DOCUMENTO DE ORIGEM:
Porém, ao contrário da dexametasona, os agonistas PPAR gama não prejudicam a imunidade e têm menos efeitos colaterais.
Obesidade e Vacina contra a COVID-19
No momento, centros de pesquisas no mundo todo concentram esforços para produzir uma vacina contra a COVID-19.
No entanto, essa vacina pode não ser tão eficiente em pessoas com obesidade devido à inflamação crônica.
A inflamação pode interferir na resposta do sistema imunológico, dificultando a produção de anticorpos eficientes no combate ao vírus.
Em um estudo publicado no International Journal of Obesity, em 2017, constatou-se que adultos obesos que receberam a vacina contra o vírus Influenza tinham duas vezes mais chances de contrair a doença ou desenvolver gripe quando comparados a pessoas com IMC mais baixos.
Segundo o coordenador do estudo na Universidade da Carolina do Norte, Barry Popkin, com base nos conhecimentos adquiridos no desenvolvimento das vacinas para a SARS e Influenza, o benefício da vacina da COVID-19 na população obesa pode ser menor.

REGISTROS:

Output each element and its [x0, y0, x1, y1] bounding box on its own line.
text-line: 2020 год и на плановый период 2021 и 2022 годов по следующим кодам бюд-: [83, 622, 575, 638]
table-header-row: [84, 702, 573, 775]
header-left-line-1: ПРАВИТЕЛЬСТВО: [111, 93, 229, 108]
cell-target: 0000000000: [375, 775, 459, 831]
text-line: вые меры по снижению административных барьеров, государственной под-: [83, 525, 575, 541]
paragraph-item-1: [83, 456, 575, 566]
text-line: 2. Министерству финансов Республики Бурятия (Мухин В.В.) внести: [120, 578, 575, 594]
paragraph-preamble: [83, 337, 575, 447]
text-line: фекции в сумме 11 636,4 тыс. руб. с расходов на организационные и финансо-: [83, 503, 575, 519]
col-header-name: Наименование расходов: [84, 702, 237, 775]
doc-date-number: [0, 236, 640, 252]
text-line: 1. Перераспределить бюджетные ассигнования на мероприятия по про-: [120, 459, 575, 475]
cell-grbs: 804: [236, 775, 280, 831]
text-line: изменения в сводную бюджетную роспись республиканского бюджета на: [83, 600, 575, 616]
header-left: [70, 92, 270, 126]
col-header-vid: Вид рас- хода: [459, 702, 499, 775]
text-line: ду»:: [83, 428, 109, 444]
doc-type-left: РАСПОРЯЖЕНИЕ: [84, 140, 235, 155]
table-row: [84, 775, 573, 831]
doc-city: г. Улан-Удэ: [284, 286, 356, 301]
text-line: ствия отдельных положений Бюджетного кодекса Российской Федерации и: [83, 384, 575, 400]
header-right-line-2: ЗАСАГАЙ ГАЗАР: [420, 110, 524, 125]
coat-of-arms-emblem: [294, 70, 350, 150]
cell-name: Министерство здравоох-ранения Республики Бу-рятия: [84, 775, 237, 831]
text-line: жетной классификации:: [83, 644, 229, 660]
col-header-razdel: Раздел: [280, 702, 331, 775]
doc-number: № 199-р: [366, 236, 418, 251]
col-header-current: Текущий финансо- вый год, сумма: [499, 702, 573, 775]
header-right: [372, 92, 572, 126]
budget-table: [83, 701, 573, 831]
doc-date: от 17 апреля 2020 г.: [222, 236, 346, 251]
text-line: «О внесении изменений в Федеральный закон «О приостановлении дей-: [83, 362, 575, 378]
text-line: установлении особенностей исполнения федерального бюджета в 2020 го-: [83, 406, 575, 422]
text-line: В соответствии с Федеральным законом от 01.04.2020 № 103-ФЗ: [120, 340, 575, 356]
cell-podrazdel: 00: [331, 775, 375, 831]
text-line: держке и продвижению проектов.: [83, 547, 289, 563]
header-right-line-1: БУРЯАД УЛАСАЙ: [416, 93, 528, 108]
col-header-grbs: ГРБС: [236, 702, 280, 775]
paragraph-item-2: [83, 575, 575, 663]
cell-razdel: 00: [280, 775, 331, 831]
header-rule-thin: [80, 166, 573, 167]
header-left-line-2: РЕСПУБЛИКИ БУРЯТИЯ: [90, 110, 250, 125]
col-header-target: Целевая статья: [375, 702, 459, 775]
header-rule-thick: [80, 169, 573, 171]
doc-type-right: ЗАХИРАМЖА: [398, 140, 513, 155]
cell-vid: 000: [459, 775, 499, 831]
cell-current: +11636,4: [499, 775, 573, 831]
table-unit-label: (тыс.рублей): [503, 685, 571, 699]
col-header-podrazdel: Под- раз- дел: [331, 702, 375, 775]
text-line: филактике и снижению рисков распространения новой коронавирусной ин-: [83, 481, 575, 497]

EXPLORE O MATERIAL:
1 - Por favor, reproduza do texto sobre obesidade e vacina contra a COVID-19 o trecho que se inicia nas palavras "Obesidade e Vacina" e vai até "pode ser menor.".
2 - Responda com base no texto sobre obesidade e vacina contra a COVID-19:
(a) Em que periódico e em que ano foi publicado o estudo sobre adultos obesos que receberam a vacina contra o vírus Influenza?
(b) Quem é apontado como coordenador do estudo na Universidade da Carolina do Norte?
(c) Segundo o texto, a produção de que a inflamação pode dificultar?

RESPOSTAS DO EXERCÍCIO:
1 -
Obesidade e Vacina contra a COVID-19
No momento, centros de pesquisas no mundo todo concentram esforços para produzir uma vacina contra a COVID-19.
No entanto, essa vacina pode não ser tão eficiente em pessoas com obesidade devido à inflamação crônica.
A inflamação pode interferir na resposta do sistema imunológico, dificultando a produção de anticorpos eficientes no combate ao vírus.
Em um estudo publicado no International Journal of Obesity, em 2017, constatou-se que adultos obesos que receberam a vacina contra o vírus Influenza tinham duas vezes mais chances de contrair a doença ou desenvolver gripe quando comparados a pessoas com IMC mais baixos.
Segundo o coordenador do estudo na Universidade da Carolina do Norte, Barry Popkin, com base nos conhecimentos adquiridos no desenvolvimento das vacinas para a SARS e Influenza, o benefício da vacina da COVID-19 na população obesa pode ser menor.

2 -
(a) No International Journal of Obesity, em 2017.
(b) Barry Popkin.
(c) De anticorpos eficientes no combate ao vírus.